• [Excerpt]
>> begin

Containers, like variables, have an attribute called ``value``. This attribute 
returns a copy of the (possibly nested) iterable that was passed into the 
container function, but with each variable inside replaced with its 
corresponding value.

Containers can be constructed from lists, tuples, dictionaries, Numpy arrays, 
modules, sets or any object with a ``__dict__`` attribute. Variables and 
non-variables can be freely mixed in these containers, and different types of 
containers can be nested [#]_. Containers attempt to behave like the objects 
they wrap. All containers are subclasses of ``ContainerBase``.

Containers have the following useful attributes in addition to ``value``:

    * ``variables``
    * ``stochastics``
    * ``potentials``
    * ``deterministics``
    * ``data_stochastics``
    * ``step_methods``.

Each of these attributes is a set containing all the objects of each type in a 
container, and within any containers in the container.


.. _potential:

The Potential class
===================

The joint density corresponding to model (:eq:`disastermodel`) can be written as follows: 

.. math::
  :nowrap:

  \begin{eqnarray*}
      p(D,s,l,e) = p(D|s,l,e) p(s) p(l) p(e).
  \end{eqnarray*}

Each factor in the joint distribution is a proper, normalized probability 
distribution for one of the variables conditional on its parents. Such factors 
are contributed by ``Stochastic`` objects.

In some cases, it's nice to be able to modify the joint density by 
incorporating terms that don't correspond to probabilities of variables 
conditional on parents, for example:

.. math::
  :nowrap:

  \begin{eqnarray*}
      p(x_0, x_2, \ldots x_{N-1}) \propto \prod_{i=0}^{N-2} \psi_i(x_i, x_{i+1}).
  \end{eqnarray*}

In other cases we may want to add probability terms to existing models. For 
example, suppose we want to constrain the difference between :math:`e` and 
:math:`l` in (:eq:`disastermodel`) to be less than 1, so that the joint density 
becomes

.. math::
  :nowrap:

  \begin{eqnarray*}
      p(D,s,l,e) \propto p(D|s,l,e) p(s) p(l) p(e) I(|e-l|<1).
  \end{eqnarray*}


Its possible to express this constraint by adding variables to the model, or by 
grouping :math:`e` and :math:`l` to form a vector-valued variable, but it's 
uncomfortable to do so.

Arbitrary factors such as :math:`\psi` and the indicator function 
:math:`I(|e-l|<1)` are implemented by objects of class ``Potential`` (from 
[Lauritzen1990]_ and [Jordan2004]_, who call these terms 'factor 
potentials'). Bayesian hierarchical notation (cf model (:eq:`disastermodel`))

>> end

• [Task input]
>> begin

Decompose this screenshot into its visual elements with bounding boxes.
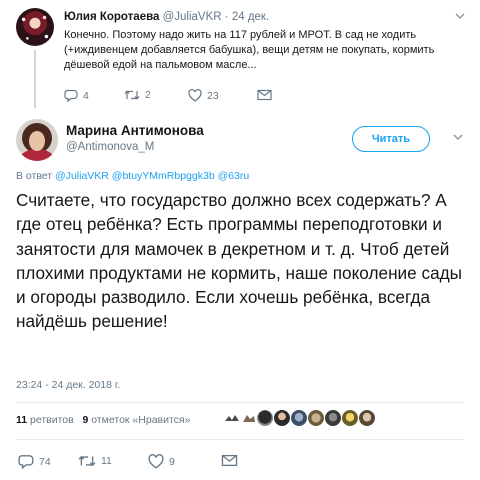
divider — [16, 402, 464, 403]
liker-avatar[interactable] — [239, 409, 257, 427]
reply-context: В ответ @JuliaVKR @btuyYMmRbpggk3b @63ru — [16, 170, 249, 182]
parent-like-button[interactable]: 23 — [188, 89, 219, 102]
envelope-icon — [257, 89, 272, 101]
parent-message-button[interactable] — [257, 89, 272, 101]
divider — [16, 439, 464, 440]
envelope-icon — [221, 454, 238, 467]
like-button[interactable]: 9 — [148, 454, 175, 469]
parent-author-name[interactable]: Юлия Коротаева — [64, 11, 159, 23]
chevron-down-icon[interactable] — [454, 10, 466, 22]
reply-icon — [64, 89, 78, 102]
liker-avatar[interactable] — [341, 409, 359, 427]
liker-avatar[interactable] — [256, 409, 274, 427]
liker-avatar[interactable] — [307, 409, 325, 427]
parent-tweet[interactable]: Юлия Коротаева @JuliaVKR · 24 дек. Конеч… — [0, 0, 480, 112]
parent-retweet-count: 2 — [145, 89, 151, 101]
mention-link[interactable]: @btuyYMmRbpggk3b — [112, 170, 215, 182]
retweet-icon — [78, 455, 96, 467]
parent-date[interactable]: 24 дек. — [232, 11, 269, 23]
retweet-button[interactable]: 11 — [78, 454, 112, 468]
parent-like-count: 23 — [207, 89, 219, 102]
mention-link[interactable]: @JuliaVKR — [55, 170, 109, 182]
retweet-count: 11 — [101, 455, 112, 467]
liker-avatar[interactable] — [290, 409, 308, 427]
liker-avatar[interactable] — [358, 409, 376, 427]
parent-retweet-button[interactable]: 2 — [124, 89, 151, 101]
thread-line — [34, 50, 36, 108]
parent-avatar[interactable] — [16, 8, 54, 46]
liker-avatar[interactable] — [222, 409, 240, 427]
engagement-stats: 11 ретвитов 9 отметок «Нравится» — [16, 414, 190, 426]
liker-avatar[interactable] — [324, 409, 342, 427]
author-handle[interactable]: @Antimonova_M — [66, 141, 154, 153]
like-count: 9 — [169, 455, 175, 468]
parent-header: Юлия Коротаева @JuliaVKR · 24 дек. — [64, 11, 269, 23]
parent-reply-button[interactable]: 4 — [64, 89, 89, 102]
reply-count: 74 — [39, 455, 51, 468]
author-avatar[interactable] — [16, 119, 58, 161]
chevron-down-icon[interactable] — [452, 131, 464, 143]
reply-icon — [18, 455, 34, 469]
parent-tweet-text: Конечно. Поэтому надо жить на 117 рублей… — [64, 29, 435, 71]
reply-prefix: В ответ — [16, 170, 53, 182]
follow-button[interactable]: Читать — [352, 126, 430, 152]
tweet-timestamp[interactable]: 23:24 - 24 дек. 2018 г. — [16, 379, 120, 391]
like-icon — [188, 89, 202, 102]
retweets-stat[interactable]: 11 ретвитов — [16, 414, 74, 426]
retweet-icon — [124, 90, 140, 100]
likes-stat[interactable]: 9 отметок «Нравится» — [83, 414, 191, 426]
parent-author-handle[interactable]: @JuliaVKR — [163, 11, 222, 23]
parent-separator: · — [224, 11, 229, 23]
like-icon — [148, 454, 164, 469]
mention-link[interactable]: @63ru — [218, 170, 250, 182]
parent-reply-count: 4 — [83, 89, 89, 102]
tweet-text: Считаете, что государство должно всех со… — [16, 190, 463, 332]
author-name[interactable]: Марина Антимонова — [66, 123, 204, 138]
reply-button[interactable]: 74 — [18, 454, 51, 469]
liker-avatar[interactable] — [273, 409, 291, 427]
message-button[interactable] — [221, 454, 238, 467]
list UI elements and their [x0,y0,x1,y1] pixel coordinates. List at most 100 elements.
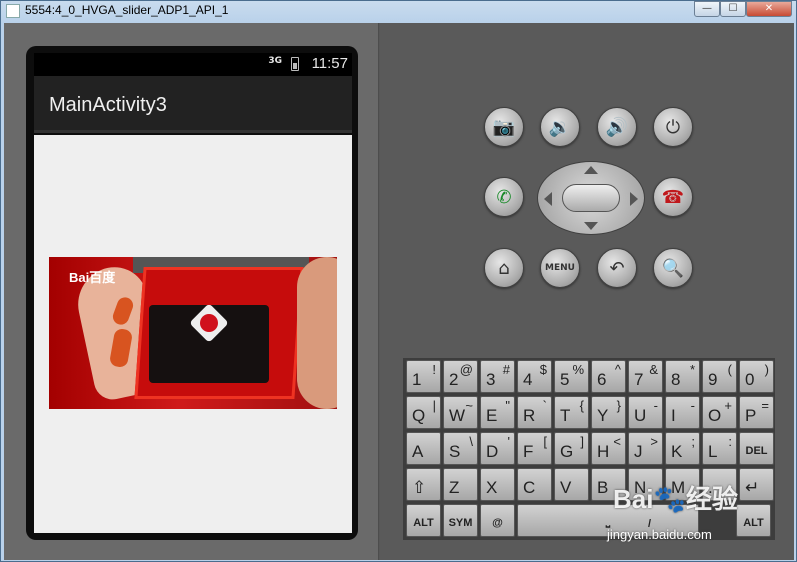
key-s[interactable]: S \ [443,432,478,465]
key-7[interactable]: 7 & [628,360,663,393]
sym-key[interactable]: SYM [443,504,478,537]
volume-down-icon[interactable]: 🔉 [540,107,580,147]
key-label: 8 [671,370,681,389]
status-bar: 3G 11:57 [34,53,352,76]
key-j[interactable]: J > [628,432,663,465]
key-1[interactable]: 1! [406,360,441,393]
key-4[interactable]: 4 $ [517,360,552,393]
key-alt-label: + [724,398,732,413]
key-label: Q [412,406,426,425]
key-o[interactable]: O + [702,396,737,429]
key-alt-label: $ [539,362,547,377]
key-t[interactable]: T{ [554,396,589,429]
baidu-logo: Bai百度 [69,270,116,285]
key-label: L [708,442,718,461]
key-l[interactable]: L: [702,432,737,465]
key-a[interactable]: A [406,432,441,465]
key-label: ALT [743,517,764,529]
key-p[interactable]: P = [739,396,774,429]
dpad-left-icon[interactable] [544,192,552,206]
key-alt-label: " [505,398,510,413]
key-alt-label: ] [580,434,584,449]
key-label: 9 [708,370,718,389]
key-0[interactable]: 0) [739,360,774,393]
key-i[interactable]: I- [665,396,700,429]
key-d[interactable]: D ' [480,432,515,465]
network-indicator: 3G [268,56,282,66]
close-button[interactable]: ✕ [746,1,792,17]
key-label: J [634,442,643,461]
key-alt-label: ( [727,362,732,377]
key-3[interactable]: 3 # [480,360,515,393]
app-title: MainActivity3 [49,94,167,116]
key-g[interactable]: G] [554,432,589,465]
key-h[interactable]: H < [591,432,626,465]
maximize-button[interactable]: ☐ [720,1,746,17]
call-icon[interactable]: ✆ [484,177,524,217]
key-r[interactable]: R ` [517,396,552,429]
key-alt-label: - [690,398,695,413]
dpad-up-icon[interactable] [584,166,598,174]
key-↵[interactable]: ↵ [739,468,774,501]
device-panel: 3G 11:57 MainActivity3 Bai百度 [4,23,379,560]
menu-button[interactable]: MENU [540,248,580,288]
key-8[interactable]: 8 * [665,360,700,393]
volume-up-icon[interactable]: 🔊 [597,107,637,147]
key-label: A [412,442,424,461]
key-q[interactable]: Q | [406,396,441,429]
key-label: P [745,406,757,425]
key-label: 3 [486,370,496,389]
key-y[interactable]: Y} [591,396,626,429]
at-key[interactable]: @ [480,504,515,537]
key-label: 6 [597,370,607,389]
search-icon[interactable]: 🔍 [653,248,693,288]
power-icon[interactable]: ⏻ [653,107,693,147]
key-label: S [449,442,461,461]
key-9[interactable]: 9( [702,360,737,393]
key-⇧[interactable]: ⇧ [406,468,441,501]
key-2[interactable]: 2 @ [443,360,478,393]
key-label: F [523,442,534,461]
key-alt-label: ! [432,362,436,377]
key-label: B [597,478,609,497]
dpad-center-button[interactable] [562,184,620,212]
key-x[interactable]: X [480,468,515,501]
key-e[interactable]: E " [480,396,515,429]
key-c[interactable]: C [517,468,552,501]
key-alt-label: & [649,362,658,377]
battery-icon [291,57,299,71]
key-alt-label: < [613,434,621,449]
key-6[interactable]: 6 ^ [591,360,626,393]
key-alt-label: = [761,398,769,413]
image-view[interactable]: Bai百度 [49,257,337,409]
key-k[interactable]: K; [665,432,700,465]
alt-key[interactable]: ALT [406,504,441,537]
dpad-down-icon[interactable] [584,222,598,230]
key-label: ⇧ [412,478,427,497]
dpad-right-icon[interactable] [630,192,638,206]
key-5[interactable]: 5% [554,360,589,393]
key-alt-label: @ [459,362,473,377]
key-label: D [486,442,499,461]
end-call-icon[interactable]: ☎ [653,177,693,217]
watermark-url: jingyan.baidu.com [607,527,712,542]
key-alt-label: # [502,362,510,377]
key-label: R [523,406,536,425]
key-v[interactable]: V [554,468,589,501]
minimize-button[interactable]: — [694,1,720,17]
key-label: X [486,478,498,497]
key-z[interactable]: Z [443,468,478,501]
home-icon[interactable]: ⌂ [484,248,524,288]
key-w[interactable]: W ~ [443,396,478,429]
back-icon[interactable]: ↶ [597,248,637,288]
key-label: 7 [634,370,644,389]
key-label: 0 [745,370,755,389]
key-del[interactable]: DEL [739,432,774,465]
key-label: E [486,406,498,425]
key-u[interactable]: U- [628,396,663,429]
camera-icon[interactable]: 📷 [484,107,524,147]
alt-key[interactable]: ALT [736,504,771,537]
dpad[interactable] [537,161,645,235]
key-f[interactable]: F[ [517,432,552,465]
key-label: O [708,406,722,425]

>> end
>> begin

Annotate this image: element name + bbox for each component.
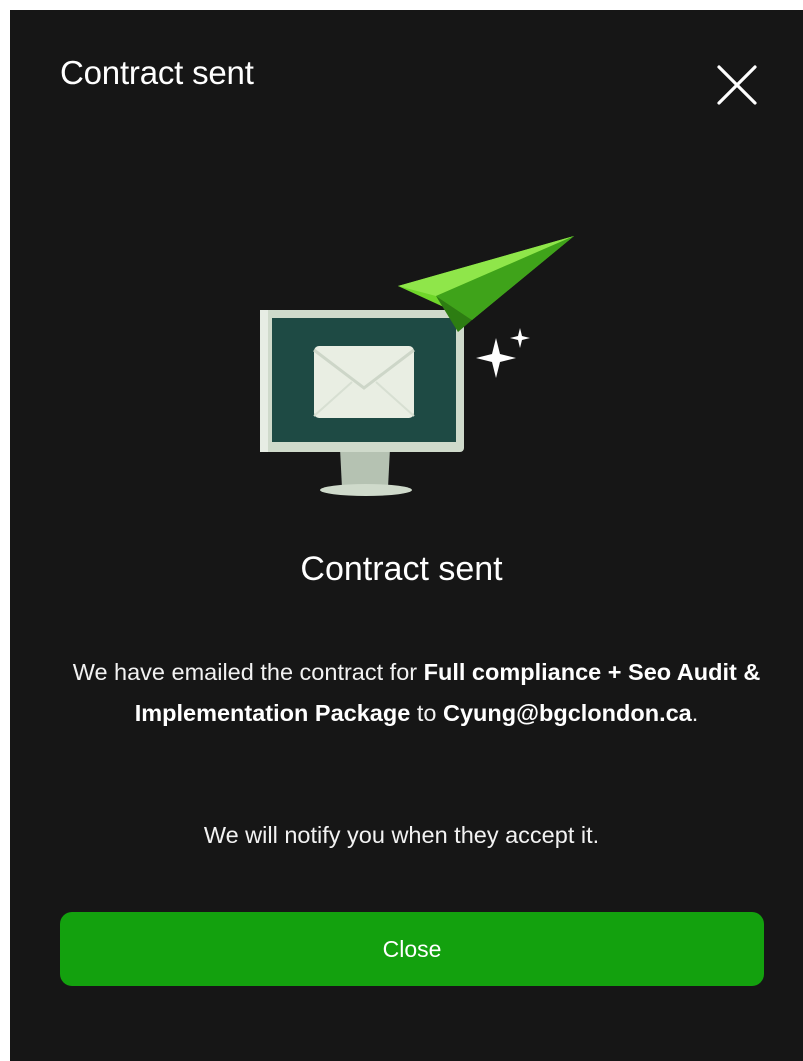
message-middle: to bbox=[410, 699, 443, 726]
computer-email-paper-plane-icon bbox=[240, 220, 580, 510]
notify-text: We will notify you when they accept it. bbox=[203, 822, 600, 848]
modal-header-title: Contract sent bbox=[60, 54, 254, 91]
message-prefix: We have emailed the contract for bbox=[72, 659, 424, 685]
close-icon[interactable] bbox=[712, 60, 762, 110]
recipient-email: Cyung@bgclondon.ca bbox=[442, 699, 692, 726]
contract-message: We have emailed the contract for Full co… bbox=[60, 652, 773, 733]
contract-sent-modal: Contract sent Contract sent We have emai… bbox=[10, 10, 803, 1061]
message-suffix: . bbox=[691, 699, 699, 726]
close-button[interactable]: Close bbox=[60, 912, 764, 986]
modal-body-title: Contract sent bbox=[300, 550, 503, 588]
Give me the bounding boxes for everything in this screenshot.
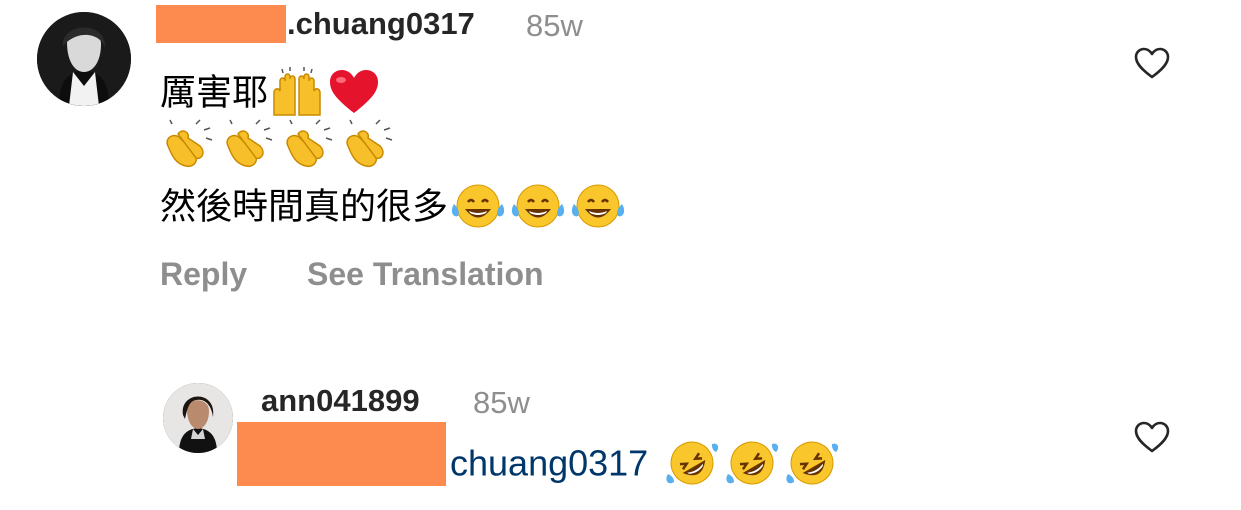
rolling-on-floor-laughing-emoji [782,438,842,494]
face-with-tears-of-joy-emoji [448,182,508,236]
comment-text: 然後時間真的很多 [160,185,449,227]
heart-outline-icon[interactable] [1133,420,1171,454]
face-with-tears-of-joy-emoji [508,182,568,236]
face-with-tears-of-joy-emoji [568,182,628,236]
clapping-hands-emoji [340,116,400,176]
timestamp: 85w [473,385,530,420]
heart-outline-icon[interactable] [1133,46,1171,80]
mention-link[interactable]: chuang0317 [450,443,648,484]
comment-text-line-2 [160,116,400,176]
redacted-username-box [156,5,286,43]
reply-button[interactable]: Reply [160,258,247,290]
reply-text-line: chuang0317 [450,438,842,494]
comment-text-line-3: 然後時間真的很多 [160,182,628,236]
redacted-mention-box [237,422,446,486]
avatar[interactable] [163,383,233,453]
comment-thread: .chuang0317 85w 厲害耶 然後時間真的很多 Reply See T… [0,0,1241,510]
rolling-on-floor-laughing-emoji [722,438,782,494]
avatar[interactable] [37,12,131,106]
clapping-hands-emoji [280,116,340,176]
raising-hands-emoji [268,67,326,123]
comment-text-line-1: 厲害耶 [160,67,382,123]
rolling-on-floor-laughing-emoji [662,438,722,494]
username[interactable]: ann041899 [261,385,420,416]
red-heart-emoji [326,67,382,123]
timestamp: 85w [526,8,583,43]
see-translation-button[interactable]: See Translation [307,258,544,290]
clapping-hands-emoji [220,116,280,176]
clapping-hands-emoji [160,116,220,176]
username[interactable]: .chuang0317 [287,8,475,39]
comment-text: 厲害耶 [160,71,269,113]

>> end

• [Problems to work on]
1. Reproduce the rows verbatim, beginning with the row that contains "divider — [16, 402, 464, 403]" and ending after the row that contains "liker-avatar[interactable] — [256, 409, 274, 427]".
2. Carry the excerpt on containers and the Potential class forward from its final sentence.

• [Final answers]
1.
divider — [16, 402, 464, 403]
liker-avatar[interactable] — [239, 409, 257, 427]
reply-context: В ответ @JuliaVKR @btuyYMmRbpggk3b @63ru — [16, 170, 249, 182]
parent-like-button[interactable]: 23 — [188, 89, 219, 102]
envelope-icon — [257, 89, 272, 101]
parent-message-button[interactable] — [257, 89, 272, 101]
divider — [16, 439, 464, 440]
envelope-icon — [221, 454, 238, 467]
like-button[interactable]: 9 — [148, 454, 175, 469]
parent-author-name[interactable]: Юлия Коротаева — [64, 11, 159, 23]
chevron-down-icon[interactable] — [454, 10, 466, 22]
reply-icon — [64, 89, 78, 102]
liker-avatar[interactable] — [341, 409, 359, 427]
liker-avatar[interactable] — [256, 409, 274, 427]

2.
doesn't accomodate these potentials. They are often used in cases where there 
is no natural dependence hierarchy, such as the first example above (which is 
known as a Markov random field). They are also useful for expressing 'soft 
data' [Christakos2002]_ as in the second example below.

Potentials have one important attribute, ``logp``, the log of their current 
probability or probability density value given the values of their parents. The 
only other additional attribute of interest is ``parents``, a dictionary 
containing the potential's parents. Potentials have no methods. They have no 
``trace`` attribute, because they are not variables. They cannot serve as 
parents of variables (for the same reason), so they have no ``children`` 
attribute.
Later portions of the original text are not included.